Dataset content:
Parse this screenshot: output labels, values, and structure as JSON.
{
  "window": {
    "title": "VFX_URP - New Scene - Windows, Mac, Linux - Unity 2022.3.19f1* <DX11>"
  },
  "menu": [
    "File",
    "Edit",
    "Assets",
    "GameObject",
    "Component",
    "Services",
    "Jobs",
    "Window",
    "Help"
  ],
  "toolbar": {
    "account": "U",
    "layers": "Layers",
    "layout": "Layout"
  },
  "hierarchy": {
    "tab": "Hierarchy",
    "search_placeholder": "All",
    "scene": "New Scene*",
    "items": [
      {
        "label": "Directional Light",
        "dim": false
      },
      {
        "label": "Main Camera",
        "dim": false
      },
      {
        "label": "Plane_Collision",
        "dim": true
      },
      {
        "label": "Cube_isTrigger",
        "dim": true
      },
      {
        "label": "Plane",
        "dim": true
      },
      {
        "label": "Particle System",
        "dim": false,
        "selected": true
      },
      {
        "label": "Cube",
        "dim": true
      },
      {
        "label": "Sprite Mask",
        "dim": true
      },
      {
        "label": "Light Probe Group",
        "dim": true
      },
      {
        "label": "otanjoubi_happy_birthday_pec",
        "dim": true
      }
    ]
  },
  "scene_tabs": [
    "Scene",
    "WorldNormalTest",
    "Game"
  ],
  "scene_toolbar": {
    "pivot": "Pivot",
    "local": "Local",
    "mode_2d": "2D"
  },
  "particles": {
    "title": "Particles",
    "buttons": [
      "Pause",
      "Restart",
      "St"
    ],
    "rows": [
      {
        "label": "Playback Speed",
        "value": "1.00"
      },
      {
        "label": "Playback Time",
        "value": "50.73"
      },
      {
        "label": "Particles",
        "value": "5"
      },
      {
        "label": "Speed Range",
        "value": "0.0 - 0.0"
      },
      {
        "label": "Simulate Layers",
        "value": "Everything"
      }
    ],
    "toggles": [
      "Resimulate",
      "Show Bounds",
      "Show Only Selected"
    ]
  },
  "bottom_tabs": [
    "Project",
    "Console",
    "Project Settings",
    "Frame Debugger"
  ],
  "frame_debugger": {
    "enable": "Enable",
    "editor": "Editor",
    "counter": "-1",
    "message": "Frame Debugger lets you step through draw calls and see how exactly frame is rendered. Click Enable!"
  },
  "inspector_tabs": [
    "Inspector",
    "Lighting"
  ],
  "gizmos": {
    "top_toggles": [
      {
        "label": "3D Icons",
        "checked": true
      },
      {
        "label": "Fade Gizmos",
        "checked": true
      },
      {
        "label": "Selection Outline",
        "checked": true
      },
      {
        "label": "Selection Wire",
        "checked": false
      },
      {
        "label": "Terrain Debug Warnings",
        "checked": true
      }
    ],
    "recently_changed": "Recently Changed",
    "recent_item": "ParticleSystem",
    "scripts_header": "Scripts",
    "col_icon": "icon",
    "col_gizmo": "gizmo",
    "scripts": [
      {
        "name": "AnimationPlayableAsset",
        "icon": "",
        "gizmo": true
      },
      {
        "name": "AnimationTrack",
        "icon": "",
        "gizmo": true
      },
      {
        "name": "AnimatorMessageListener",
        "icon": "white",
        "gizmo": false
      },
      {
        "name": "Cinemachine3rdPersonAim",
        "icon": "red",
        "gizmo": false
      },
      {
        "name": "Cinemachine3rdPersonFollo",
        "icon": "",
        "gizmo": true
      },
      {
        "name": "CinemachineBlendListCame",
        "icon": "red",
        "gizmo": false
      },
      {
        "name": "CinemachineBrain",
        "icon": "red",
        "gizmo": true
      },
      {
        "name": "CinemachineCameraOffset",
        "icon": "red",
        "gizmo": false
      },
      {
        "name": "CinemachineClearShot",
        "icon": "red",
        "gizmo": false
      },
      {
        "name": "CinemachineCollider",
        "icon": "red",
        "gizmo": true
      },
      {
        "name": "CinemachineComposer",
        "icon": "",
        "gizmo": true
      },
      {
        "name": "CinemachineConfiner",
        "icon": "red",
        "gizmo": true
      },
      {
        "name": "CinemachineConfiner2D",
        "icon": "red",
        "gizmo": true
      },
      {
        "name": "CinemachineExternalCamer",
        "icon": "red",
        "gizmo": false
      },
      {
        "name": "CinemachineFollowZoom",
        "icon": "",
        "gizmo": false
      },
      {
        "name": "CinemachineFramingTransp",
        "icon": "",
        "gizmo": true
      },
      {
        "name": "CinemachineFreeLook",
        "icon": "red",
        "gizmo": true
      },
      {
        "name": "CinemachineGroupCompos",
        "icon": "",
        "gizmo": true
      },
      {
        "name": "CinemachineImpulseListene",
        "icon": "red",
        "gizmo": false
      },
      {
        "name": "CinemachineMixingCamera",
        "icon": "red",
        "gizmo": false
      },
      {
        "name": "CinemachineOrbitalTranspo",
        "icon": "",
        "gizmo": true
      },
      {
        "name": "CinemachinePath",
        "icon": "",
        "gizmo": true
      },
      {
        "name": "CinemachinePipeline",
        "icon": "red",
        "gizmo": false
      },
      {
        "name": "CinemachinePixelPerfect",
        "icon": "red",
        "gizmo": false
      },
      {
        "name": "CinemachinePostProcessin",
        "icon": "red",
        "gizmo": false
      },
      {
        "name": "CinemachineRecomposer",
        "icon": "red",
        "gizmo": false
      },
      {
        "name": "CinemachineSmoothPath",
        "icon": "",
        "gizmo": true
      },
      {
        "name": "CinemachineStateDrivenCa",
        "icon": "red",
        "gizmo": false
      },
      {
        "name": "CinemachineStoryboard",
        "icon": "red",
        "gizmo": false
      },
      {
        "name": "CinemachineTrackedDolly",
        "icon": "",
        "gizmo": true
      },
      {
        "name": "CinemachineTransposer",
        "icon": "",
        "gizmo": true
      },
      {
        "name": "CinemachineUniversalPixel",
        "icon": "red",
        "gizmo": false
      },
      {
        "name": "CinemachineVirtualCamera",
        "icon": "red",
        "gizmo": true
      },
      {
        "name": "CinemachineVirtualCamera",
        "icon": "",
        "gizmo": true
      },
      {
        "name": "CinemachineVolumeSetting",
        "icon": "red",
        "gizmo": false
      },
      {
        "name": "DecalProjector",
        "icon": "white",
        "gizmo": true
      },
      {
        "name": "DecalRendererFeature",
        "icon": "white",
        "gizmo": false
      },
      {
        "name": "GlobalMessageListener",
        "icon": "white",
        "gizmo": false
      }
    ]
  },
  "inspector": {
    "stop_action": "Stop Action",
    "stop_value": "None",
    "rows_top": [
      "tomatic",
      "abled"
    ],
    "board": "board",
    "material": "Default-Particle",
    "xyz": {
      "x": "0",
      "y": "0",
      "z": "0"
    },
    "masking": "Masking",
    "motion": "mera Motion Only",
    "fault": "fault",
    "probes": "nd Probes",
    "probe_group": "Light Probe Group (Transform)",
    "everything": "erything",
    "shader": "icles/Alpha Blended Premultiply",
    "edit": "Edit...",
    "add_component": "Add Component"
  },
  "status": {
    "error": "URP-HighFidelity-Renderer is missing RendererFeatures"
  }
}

Work required: Produce an exact copy of the whole listing.

Task solution:
Parse this screenshot: output labels, values, and structure as JSON.
{
  "window": {
    "title": "VFX_URP - New Scene - Windows, Mac, Linux - Unity 2022.3.19f1* <DX11>"
  },
  "menu": [
    "File",
    "Edit",
    "Assets",
    "GameObject",
    "Component",
    "Services",
    "Jobs",
    "Window",
    "Help"
  ],
  "toolbar": {
    "account": "U",
    "layers": "Layers",
    "layout": "Layout"
  },
  "hierarchy": {
    "tab": "Hierarchy",
    "search_placeholder": "All",
    "scene": "New Scene*",
    "items": [
      {
        "label": "Directional Light",
        "dim": false
      },
      {
        "label": "Main Camera",
        "dim": false
      },
      {
        "label": "Plane_Collision",
        "dim": true
      },
      {
        "label": "Cube_isTrigger",
        "dim": true
      },
      {
        "label": "Plane",
        "dim": true
      },
      {
        "label": "Particle System",
        "dim": false,
        "selected": true
      },
      {
        "label": "Cube",
        "dim": true
      },
      {
        "label": "Sprite Mask",
        "dim": true
      },
      {
        "label": "Light Probe Group",
        "dim": true
      },
      {
        "label": "otanjoubi_happy_birthday_pec",
        "dim": true
      }
    ]
  },
  "scene_tabs": [
    "Scene",
    "WorldNormalTest",
    "Game"
  ],
  "scene_toolbar": {
    "pivot": "Pivot",
    "local": "Local",
    "mode_2d": "2D"
  },
  "particles": {
    "title": "Particles",
    "buttons": [
      "Pause",
      "Restart",
      "St"
    ],
    "rows": [
      {
        "label": "Playback Speed",
        "value": "1.00"
      },
      {
        "label": "Playback Time",
        "value": "50.73"
      },
      {
        "label": "Particles",
        "value": "5"
      },
      {
        "label": "Speed Range",
        "value": "0.0 - 0.0"
      },
      {
        "label": "Simulate Layers",
        "value": "Everything"
      }
    ],
    "toggles": [
      "Resimulate",
      "Show Bounds",
      "Show Only Selected"
    ]
  },
  "bottom_tabs": [
    "Project",
    "Console",
    "Project Settings",
    "Frame Debugger"
  ],
  "frame_debugger": {
    "enable": "Enable",
    "editor": "Editor",
    "counter": "-1",
    "message": "Frame Debugger lets you step through draw calls and see how exactly frame is rendered. Click Enable!"
  },
  "inspector_tabs": [
    "Inspector",
    "Lighting"
  ],
  "gizmos": {
    "top_toggles": [
      {
        "label": "3D Icons",
        "checked": true
      },
      {
        "label": "Fade Gizmos",
        "checked": true
      },
      {
        "label": "Selection Outline",
        "checked": true
      },
      {
        "label": "Selection Wire",
        "checked": false
      },
      {
        "label": "Terrain Debug Warnings",
        "checked": true
      }
    ],
    "recently_changed": "Recently Changed",
    "recent_item": "ParticleSystem",
    "scripts_header": "Scripts",
    "col_icon": "icon",
    "col_gizmo": "gizmo",
    "scripts": [
      {
        "name": "AnimationPlayableAsset",
        "icon": "",
        "gizmo": true
      },
      {
        "name": "AnimationTrack",
        "icon": "",
        "gizmo": true
      },
      {
        "name": "AnimatorMessageListener",
        "icon": "white",
        "gizmo": false
      },
      {
        "name": "Cinemachine3rdPersonAim",
        "icon": "red",
        "gizmo": false
      },
      {
        "name": "Cinemachine3rdPersonFollo",
        "icon": "",
        "gizmo": true
      },
      {
        "name": "CinemachineBlendListCame",
        "icon": "red",
        "gizmo": false
      },
      {
        "name": "CinemachineBrain",
        "icon": "red",
        "gizmo": true
      },
      {
        "name": "CinemachineCameraOffset",
        "icon": "red",
        "gizmo": false
      },
      {
        "name": "CinemachineClearShot",
        "icon": "red",
        "gizmo": false
      },
      {
        "name": "CinemachineCollider",
        "icon": "red",
        "gizmo": true
      },
      {
        "name": "CinemachineComposer",
        "icon": "",
        "gizmo": true
      },
      {
        "name": "CinemachineConfiner",
        "icon": "red",
        "gizmo": true
      },
      {
        "name": "CinemachineConfiner2D",
        "icon": "red",
        "gizmo": true
      },
      {
        "name": "CinemachineExternalCamer",
        "icon": "red",
        "gizmo": false
      },
      {
        "name": "CinemachineFollowZoom",
        "icon": "",
        "gizmo": false
      },
      {
        "name": "CinemachineFramingTransp",
        "icon": "",
        "gizmo": true
      },
      {
        "name": "CinemachineFreeLook",
        "icon": "red",
        "gizmo": true
      },
      {
        "name": "CinemachineGroupCompos",
        "icon": "",
        "gizmo": true
      },
      {
        "name": "CinemachineImpulseListene",
        "icon": "red",
        "gizmo": false
      },
      {
        "name": "CinemachineMixingCamera",
        "icon": "red",
        "gizmo": false
      },
      {
        "name": "CinemachineOrbitalTranspo",
        "icon": "",
        "gizmo": true
      },
      {
        "name": "CinemachinePath",
        "icon": "",
        "gizmo": true
      },
      {
        "name": "CinemachinePipeline",
        "icon": "red",
        "gizmo": false
      },
      {
        "name": "CinemachinePixelPerfect",
        "icon": "red",
        "gizmo": false
      },
      {
        "name": "CinemachinePostProcessin",
        "icon": "red",
        "gizmo": false
      },
      {
        "name": "CinemachineRecomposer",
        "icon": "red",
        "gizmo": false
      },
      {
        "name": "CinemachineSmoothPath",
        "icon": "",
        "gizmo": true
      },
      {
        "name": "CinemachineStateDrivenCa",
        "icon": "red",
        "gizmo": false
      },
      {
        "name": "CinemachineStoryboard",
        "icon": "red",
        "gizmo": false
      },
      {
        "name": "CinemachineTrackedDolly",
        "icon": "",
        "gizmo": true
      },
      {
        "name": "CinemachineTransposer",
        "icon": "",
        "gizmo": true
      },
      {
        "name": "CinemachineUniversalPixel",
        "icon": "red",
        "gizmo": false
      },
      {
        "name": "CinemachineVirtualCamera",
        "icon": "red",
        "gizmo": true
      },
      {
        "name": "CinemachineVirtualCamera",
        "icon": "",
        "gizmo": true
      },
      {
        "name": "CinemachineVolumeSetting",
        "icon": "red",
        "gizmo": false
      },
      {
        "name": "DecalProjector",
        "icon": "white",
        "gizmo": true
      },
      {
        "name": "DecalRendererFeature",
        "icon": "white",
        "gizmo": false
      },
      {
        "name": "GlobalMessageListener",
        "icon": "white",
        "gizmo": false
      }
    ]
  },
  "inspector": {
    "stop_action": "Stop Action",
    "stop_value": "None",
    "rows_top": [
      "tomatic",
      "abled"
    ],
    "board": "board",
    "material": "Default-Particle",
    "xyz": {
      "x": "0",
      "y": "0",
      "z": "0"
    },
    "masking": "Masking",
    "motion": "mera Motion Only",
    "fault": "fault",
    "probes": "nd Probes",
    "probe_group": "Light Probe Group (Transform)",
    "everything": "erything",
    "shader": "icles/Alpha Blended Premultiply",
    "edit": "Edit...",
    "add_component": "Add Component"
  },
  "status": {
    "error": "URP-HighFidelity-Renderer is missing RendererFeatures"
  }
}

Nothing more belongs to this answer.